Each line that includes "woman" counts once; give the total and nothing besides.

Dataset entries:
◇ ◇ ◇
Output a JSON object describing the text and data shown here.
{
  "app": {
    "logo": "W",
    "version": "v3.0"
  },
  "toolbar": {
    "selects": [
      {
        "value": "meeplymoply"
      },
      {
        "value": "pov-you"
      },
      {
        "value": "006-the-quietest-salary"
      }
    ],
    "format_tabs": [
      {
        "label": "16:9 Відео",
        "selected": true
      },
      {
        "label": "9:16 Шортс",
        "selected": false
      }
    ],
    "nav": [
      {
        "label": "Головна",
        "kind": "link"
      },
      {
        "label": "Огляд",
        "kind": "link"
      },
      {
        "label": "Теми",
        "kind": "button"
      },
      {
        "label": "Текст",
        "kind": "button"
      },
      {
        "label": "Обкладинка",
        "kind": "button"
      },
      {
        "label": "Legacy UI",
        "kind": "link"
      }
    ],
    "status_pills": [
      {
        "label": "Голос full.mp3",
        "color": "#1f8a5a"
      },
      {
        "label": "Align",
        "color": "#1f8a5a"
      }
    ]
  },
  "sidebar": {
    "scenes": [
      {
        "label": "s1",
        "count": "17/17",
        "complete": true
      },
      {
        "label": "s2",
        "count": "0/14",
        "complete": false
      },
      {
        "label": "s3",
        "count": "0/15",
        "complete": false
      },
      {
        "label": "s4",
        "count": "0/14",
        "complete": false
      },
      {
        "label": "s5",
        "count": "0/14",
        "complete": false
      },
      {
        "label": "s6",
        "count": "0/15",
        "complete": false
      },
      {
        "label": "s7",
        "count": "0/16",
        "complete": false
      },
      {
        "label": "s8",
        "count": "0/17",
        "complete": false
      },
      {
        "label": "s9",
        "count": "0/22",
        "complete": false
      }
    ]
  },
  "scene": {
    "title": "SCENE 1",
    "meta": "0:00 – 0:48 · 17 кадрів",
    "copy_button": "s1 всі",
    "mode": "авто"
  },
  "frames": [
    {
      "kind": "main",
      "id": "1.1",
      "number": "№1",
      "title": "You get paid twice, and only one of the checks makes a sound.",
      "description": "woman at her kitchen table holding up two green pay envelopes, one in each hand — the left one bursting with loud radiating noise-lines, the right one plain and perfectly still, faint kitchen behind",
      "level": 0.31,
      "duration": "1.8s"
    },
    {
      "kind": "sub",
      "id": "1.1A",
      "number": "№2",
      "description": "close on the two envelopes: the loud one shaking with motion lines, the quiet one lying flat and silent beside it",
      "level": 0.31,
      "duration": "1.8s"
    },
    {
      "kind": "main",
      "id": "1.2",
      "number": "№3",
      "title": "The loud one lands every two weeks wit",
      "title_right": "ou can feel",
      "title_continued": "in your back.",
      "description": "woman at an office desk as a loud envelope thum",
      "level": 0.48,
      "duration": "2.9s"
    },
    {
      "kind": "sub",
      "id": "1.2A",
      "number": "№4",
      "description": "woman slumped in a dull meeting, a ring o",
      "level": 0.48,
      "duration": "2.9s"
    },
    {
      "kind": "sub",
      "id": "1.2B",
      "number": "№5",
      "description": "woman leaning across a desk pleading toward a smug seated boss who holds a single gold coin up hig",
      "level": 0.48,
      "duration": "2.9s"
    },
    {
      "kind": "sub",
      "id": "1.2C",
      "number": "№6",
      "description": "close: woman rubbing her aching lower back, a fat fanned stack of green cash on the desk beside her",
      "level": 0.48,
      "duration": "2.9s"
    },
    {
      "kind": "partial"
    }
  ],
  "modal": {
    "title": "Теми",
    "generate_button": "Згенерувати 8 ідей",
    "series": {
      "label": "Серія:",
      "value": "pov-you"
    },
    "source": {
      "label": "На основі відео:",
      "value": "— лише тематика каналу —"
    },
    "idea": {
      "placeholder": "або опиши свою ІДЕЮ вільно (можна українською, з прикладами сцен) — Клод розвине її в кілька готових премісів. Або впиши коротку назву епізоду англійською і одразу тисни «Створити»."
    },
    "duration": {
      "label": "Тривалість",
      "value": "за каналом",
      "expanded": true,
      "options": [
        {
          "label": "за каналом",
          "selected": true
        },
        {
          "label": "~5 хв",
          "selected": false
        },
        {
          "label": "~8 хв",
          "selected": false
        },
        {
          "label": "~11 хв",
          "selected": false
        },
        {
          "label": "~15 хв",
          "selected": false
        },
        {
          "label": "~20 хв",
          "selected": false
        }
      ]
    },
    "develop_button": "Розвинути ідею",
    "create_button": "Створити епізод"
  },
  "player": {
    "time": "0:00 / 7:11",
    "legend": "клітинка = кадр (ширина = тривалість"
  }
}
◇ ◇ ◇
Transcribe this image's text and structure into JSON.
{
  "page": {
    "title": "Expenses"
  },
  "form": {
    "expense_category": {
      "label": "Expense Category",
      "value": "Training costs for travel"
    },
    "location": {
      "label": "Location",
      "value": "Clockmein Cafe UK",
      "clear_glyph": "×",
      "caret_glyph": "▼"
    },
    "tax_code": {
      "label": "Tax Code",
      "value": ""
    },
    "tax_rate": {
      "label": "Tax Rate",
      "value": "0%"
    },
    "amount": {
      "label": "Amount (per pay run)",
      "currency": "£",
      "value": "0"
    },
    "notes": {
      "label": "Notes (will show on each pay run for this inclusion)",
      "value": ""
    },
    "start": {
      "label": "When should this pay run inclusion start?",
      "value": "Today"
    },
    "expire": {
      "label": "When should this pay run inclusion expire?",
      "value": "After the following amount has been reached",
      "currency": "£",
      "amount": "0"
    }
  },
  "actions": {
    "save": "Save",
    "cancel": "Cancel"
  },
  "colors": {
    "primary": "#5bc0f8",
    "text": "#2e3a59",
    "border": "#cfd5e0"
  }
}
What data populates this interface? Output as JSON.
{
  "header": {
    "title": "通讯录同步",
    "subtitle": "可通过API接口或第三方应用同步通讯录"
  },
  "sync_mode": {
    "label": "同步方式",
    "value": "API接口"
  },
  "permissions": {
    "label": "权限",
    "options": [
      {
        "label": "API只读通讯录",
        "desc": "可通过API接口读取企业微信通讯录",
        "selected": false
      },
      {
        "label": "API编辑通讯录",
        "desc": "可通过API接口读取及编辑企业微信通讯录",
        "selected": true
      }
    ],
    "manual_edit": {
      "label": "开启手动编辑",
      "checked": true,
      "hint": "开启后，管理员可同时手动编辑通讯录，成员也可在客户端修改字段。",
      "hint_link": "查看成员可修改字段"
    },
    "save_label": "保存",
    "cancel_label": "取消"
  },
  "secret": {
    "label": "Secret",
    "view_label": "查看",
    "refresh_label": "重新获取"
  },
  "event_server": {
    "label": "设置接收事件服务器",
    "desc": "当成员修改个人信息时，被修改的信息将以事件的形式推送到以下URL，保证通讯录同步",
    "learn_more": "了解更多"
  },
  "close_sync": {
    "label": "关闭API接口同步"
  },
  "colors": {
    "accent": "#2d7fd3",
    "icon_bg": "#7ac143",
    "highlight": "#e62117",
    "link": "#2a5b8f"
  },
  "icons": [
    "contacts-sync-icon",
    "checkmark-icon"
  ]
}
◇ ◇ ◇
Written answer ▸
5